-- BEGIN SUPPLIED MATERIAL --
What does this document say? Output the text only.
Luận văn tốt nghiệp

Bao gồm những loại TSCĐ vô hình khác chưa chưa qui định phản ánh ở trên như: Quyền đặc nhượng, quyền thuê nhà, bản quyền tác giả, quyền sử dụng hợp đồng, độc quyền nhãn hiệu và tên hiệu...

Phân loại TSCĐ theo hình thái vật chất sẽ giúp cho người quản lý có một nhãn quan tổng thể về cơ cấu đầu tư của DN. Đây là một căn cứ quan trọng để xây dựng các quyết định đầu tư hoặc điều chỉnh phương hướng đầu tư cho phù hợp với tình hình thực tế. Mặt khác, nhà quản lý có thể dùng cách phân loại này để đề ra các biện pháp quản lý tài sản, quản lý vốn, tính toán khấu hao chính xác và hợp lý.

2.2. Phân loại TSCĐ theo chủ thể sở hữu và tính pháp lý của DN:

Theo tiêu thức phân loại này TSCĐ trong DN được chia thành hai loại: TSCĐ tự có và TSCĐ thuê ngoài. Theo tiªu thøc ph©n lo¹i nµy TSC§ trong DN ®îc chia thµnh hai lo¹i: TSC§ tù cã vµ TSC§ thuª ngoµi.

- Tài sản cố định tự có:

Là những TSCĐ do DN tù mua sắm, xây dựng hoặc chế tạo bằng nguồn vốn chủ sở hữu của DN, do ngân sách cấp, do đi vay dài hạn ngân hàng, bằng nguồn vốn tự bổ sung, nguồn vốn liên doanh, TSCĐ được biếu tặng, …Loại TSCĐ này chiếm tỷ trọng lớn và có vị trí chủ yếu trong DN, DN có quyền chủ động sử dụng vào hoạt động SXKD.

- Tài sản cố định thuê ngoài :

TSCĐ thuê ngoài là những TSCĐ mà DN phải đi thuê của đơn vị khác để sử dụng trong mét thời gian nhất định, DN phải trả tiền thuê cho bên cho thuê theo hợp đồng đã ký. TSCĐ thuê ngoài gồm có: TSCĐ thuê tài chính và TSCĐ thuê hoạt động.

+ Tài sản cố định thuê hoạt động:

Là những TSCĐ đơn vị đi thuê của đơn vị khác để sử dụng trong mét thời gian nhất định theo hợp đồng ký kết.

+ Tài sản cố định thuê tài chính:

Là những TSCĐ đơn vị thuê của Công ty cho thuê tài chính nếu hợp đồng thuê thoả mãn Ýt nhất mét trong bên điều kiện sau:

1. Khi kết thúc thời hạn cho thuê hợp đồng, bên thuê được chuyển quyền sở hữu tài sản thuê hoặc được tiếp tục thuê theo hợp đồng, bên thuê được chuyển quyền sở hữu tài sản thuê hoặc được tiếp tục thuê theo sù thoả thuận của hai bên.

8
-- END SUPPLIED MATERIAL --
SET TASK
Repeat the records above exactly, from the first line to the last.

RESULT
What does this document say? Output the text only.
Luận văn tốt nghiệp

Bao gồm những loại TSCĐ vô hình khác chưa chưa qui định phản ánh ở trên như: Quyền đặc nhượng, quyền thuê nhà, bản quyền tác giả, quyền sử dụng hợp đồng, độc quyền nhãn hiệu và tên hiệu...

Phân loại TSCĐ theo hình thái vật chất sẽ giúp cho người quản lý có một nhãn quan tổng thể về cơ cấu đầu tư của DN. Đây là một căn cứ quan trọng để xây dựng các quyết định đầu tư hoặc điều chỉnh phương hướng đầu tư cho phù hợp với tình hình thực tế. Mặt khác, nhà quản lý có thể dùng cách phân loại này để đề ra các biện pháp quản lý tài sản, quản lý vốn, tính toán khấu hao chính xác và hợp lý.

2.2. Phân loại TSCĐ theo chủ thể sở hữu và tính pháp lý của DN:

Theo tiêu thức phân loại này TSCĐ trong DN được chia thành hai loại: TSCĐ tự có và TSCĐ thuê ngoài. Theo tiªu thøc ph©n lo¹i nµy TSC§ trong DN ®îc chia thµnh hai lo¹i: TSC§ tù cã vµ TSC§ thuª ngoµi.

- Tài sản cố định tự có:

Là những TSCĐ do DN tù mua sắm, xây dựng hoặc chế tạo bằng nguồn vốn chủ sở hữu của DN, do ngân sách cấp, do đi vay dài hạn ngân hàng, bằng nguồn vốn tự bổ sung, nguồn vốn liên doanh, TSCĐ được biếu tặng, …Loại TSCĐ này chiếm tỷ trọng lớn và có vị trí chủ yếu trong DN, DN có quyền chủ động sử dụng vào hoạt động SXKD.

- Tài sản cố định thuê ngoài :

TSCĐ thuê ngoài là những TSCĐ mà DN phải đi thuê của đơn vị khác để sử dụng trong mét thời gian nhất định, DN phải trả tiền thuê cho bên cho thuê theo hợp đồng đã ký. TSCĐ thuê ngoài gồm có: TSCĐ thuê tài chính và TSCĐ thuê hoạt động.

+ Tài sản cố định thuê hoạt động:

Là những TSCĐ đơn vị đi thuê của đơn vị khác để sử dụng trong mét thời gian nhất định theo hợp đồng ký kết.

+ Tài sản cố định thuê tài chính:

Là những TSCĐ đơn vị thuê của Công ty cho thuê tài chính nếu hợp đồng thuê thoả mãn Ýt nhất mét trong bên điều kiện sau:

1. Khi kết thúc thời hạn cho thuê hợp đồng, bên thuê được chuyển quyền sở hữu tài sản thuê hoặc được tiếp tục thuê theo hợp đồng, bên thuê được chuyển quyền sở hữu tài sản thuê hoặc được tiếp tục thuê theo sù thoả thuận của hai bên.

8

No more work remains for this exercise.